- _ABOUT THIS EXERCISE_: Would you restate all the data that follows, word for word?

*** Begin section ***

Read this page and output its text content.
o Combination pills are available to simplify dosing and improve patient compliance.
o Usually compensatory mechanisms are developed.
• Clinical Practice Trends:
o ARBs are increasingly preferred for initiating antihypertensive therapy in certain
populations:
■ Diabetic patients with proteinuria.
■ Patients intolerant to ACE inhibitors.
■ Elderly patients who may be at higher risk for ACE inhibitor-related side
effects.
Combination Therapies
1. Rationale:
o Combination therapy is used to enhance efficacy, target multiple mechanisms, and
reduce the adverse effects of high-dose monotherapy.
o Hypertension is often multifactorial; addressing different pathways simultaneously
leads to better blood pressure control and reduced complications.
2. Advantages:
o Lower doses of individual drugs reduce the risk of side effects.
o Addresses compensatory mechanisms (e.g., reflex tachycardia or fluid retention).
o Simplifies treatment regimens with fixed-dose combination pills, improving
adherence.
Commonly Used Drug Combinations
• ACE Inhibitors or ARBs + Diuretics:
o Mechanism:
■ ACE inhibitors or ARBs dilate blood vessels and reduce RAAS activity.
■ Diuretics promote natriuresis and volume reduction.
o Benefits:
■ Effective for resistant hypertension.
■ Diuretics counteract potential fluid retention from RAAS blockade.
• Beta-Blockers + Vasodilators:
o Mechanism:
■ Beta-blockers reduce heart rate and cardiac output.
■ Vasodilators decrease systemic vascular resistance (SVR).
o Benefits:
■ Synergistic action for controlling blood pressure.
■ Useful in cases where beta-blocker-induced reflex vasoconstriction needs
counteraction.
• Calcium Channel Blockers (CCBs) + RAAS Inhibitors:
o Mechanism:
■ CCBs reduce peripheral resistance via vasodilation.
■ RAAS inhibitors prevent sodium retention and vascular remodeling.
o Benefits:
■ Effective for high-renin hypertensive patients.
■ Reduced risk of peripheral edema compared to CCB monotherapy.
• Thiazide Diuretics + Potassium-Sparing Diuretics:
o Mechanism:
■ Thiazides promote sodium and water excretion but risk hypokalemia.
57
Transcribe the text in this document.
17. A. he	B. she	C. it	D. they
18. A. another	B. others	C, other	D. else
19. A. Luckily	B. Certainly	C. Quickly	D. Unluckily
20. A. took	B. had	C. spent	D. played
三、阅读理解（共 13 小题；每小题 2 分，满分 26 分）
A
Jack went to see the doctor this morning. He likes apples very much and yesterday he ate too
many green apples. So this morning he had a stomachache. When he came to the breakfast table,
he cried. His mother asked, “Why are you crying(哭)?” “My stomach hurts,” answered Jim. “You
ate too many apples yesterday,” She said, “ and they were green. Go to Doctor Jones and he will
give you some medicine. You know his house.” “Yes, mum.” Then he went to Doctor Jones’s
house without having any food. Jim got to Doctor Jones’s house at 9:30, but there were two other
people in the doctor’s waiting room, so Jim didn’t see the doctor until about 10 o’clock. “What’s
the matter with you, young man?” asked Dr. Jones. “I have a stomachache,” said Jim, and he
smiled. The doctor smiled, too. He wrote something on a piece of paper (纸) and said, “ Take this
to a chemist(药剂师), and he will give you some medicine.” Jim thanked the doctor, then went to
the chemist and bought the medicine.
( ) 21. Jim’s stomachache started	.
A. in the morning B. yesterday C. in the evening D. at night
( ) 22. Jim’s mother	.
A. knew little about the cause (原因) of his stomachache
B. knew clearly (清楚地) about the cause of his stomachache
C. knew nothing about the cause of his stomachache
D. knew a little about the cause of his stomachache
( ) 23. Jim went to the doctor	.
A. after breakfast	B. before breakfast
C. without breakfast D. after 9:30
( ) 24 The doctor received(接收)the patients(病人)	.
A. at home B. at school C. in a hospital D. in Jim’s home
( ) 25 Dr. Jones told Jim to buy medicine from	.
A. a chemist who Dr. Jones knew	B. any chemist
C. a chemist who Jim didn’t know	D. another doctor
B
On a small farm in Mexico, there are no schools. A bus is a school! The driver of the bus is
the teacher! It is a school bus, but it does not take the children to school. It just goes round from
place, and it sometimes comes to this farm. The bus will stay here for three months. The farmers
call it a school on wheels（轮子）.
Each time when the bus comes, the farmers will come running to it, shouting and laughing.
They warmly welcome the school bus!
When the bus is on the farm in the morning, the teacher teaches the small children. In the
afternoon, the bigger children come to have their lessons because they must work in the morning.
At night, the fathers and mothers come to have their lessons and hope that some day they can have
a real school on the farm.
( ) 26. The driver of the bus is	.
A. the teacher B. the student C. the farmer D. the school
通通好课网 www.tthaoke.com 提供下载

*** End section ***

- _RESPONSE BELOW_:
Read this page and output its text content.
o Combination pills are available to simplify dosing and improve patient compliance.
o Usually compensatory mechanisms are developed.
• Clinical Practice Trends:
o ARBs are increasingly preferred for initiating antihypertensive therapy in certain
populations:
■ Diabetic patients with proteinuria.
■ Patients intolerant to ACE inhibitors.
■ Elderly patients who may be at higher risk for ACE inhibitor-related side
effects.
Combination Therapies
1. Rationale:
o Combination therapy is used to enhance efficacy, target multiple mechanisms, and
reduce the adverse effects of high-dose monotherapy.
o Hypertension is often multifactorial; addressing different pathways simultaneously
leads to better blood pressure control and reduced complications.
2. Advantages:
o Lower doses of individual drugs reduce the risk of side effects.
o Addresses compensatory mechanisms (e.g., reflex tachycardia or fluid retention).
o Simplifies treatment regimens with fixed-dose combination pills, improving
adherence.
Commonly Used Drug Combinations
• ACE Inhibitors or ARBs + Diuretics:
o Mechanism:
■ ACE inhibitors or ARBs dilate blood vessels and reduce RAAS activity.
■ Diuretics promote natriuresis and volume reduction.
o Benefits:
■ Effective for resistant hypertension.
■ Diuretics counteract potential fluid retention from RAAS blockade.
• Beta-Blockers + Vasodilators:
o Mechanism:
■ Beta-blockers reduce heart rate and cardiac output.
■ Vasodilators decrease systemic vascular resistance (SVR).
o Benefits:
■ Synergistic action for controlling blood pressure.
■ Useful in cases where beta-blocker-induced reflex vasoconstriction needs
counteraction.
• Calcium Channel Blockers (CCBs) + RAAS Inhibitors:
o Mechanism:
■ CCBs reduce peripheral resistance via vasodilation.
■ RAAS inhibitors prevent sodium retention and vascular remodeling.
o Benefits:
■ Effective for high-renin hypertensive patients.
■ Reduced risk of peripheral edema compared to CCB monotherapy.
• Thiazide Diuretics + Potassium-Sparing Diuretics:
o Mechanism:
■ Thiazides promote sodium and water excretion but risk hypokalemia.
57
Transcribe the text in this document.
17. A. he	B. she	C. it	D. they
18. A. another	B. others	C, other	D. else
19. A. Luckily	B. Certainly	C. Quickly	D. Unluckily
20. A. took	B. had	C. spent	D. played
三、阅读理解（共 13 小题；每小题 2 分，满分 26 分）
A
Jack went to see the doctor this morning. He likes apples very much and yesterday he ate too
many green apples. So this morning he had a stomachache. When he came to the breakfast table,
he cried. His mother asked, “Why are you crying(哭)?” “My stomach hurts,” answered Jim. “You
ate too many apples yesterday,” She said, “ and they were green. Go to Doctor Jones and he will
give you some medicine. You know his house.” “Yes, mum.” Then he went to Doctor Jones’s
house without having any food. Jim got to Doctor Jones’s house at 9:30, but there were two other
people in the doctor’s waiting room, so Jim didn’t see the doctor until about 10 o’clock. “What’s
the matter with you, young man?” asked Dr. Jones. “I have a stomachache,” said Jim, and he
smiled. The doctor smiled, too. He wrote something on a piece of paper (纸) and said, “ Take this
to a chemist(药剂师), and he will give you some medicine.” Jim thanked the doctor, then went to
the chemist and bought the medicine.
( ) 21. Jim’s stomachache started	.
A. in the morning B. yesterday C. in the evening D. at night
( ) 22. Jim’s mother	.
A. knew little about the cause (原因) of his stomachache
B. knew clearly (清楚地) about the cause of his stomachache
C. knew nothing about the cause of his stomachache
D. knew a little about the cause of his stomachache
( ) 23. Jim went to the doctor	.
A. after breakfast	B. before breakfast
C. without breakfast D. after 9:30
( ) 24 The doctor received(接收)the patients(病人)	.
A. at home B. at school C. in a hospital D. in Jim’s home
( ) 25 Dr. Jones told Jim to buy medicine from	.
A. a chemist who Dr. Jones knew	B. any chemist
C. a chemist who Jim didn’t know	D. another doctor
B
On a small farm in Mexico, there are no schools. A bus is a school! The driver of the bus is
the teacher! It is a school bus, but it does not take the children to school. It just goes round from
place, and it sometimes comes to this farm. The bus will stay here for three months. The farmers
call it a school on wheels（轮子）.
Each time when the bus comes, the farmers will come running to it, shouting and laughing.
They warmly welcome the school bus!
When the bus is on the farm in the morning, the teacher teaches the small children. In the
afternoon, the bigger children come to have their lessons because they must work in the morning.
At night, the fathers and mothers come to have their lessons and hope that some day they can have
a real school on the farm.
( ) 26. The driver of the bus is	.
A. the teacher B. the student C. the farmer D. the school
通通好课网 www.tthaoke.com 提供下载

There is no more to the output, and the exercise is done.